**Input**
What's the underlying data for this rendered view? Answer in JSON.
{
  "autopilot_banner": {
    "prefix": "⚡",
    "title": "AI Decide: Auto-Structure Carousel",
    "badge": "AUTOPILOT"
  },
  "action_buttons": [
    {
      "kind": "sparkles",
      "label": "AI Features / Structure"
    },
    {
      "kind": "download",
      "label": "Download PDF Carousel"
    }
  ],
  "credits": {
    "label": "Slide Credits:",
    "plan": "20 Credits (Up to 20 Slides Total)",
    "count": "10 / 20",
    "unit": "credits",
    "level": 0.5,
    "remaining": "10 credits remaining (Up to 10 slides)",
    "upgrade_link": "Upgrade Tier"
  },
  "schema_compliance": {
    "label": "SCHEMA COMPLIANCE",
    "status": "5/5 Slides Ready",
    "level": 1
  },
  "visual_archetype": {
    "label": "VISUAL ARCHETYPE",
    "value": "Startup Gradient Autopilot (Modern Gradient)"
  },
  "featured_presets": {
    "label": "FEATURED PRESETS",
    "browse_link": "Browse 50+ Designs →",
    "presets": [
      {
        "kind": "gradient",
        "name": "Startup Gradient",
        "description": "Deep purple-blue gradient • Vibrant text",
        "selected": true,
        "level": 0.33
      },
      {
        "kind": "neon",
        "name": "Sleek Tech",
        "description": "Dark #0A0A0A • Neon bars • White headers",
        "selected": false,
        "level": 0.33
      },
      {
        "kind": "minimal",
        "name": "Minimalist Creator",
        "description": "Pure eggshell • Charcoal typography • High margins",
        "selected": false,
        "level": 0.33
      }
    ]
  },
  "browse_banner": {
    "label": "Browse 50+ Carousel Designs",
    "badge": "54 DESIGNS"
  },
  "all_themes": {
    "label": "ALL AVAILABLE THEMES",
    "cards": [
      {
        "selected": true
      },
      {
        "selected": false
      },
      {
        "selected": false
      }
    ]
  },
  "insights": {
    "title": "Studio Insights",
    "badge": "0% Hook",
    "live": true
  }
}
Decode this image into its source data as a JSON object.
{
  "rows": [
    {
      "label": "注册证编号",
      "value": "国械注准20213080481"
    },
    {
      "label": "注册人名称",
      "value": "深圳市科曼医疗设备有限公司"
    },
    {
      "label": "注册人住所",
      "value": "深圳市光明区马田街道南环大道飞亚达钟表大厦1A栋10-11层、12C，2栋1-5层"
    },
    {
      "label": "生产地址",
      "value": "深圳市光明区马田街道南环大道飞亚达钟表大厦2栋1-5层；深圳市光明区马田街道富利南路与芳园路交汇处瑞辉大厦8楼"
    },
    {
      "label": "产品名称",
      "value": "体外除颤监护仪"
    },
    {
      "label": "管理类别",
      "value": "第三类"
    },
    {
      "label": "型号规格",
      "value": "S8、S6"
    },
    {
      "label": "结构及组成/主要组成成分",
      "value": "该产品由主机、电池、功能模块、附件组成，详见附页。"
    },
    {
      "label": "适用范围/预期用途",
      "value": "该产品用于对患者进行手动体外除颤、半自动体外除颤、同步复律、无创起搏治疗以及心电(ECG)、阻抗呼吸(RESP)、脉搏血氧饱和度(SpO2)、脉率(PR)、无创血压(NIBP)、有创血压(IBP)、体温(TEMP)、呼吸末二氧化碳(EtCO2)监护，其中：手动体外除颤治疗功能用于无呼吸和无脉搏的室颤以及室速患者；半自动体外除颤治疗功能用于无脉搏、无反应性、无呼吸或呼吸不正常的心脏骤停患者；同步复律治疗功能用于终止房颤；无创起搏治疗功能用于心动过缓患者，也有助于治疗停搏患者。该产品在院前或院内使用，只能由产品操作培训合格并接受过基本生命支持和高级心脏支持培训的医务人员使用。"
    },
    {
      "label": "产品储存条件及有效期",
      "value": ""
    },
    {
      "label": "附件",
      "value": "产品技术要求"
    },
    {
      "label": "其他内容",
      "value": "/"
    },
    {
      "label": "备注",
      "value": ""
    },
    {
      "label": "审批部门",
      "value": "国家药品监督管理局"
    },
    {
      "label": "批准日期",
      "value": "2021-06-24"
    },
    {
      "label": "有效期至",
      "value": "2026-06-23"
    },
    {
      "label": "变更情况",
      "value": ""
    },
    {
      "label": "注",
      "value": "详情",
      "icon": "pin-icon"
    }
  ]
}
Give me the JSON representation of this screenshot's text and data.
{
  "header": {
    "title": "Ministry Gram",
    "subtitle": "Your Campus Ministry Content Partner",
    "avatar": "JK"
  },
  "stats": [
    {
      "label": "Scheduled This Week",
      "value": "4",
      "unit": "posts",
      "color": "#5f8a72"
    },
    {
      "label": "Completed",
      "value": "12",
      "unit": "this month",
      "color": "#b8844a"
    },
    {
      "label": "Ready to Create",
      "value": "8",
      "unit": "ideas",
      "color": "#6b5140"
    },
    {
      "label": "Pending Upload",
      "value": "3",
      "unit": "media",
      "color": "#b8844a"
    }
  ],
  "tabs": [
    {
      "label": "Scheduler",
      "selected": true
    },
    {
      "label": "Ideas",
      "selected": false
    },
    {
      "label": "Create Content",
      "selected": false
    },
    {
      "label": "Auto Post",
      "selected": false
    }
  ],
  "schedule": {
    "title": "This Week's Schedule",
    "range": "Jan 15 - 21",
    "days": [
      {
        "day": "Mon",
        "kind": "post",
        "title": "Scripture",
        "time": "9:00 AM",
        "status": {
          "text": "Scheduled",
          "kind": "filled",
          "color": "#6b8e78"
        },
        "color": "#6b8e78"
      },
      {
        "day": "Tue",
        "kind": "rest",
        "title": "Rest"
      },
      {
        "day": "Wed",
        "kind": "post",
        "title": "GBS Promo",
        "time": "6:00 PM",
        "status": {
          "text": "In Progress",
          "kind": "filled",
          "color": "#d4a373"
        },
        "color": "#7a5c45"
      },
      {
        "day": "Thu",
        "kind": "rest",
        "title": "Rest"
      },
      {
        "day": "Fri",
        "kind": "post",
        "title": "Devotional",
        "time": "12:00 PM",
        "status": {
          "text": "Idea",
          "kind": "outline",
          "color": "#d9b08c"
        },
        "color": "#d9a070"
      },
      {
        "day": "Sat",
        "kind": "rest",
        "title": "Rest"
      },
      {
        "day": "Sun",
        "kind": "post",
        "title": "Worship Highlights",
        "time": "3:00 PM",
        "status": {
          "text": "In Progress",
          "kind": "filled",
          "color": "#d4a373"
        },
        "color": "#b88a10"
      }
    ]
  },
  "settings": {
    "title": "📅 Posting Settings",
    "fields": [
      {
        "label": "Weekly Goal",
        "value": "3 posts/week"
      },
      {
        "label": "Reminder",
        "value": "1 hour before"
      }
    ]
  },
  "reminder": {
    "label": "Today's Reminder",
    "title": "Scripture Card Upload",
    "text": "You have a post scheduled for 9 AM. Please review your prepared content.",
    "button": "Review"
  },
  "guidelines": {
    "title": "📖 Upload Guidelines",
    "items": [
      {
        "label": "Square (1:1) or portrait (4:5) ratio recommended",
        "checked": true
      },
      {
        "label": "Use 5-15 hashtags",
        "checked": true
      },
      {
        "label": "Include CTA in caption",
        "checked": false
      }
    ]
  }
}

**Problem**
From the records above, copy every line that holds the word "description".

**Full response**
        "description": "Deep purple-blue gradient • Vibrant text",
        "description": "Dark #0A0A0A • Neon bars • White headers",
        "description": "Pure eggshell • Charcoal typography • High margins",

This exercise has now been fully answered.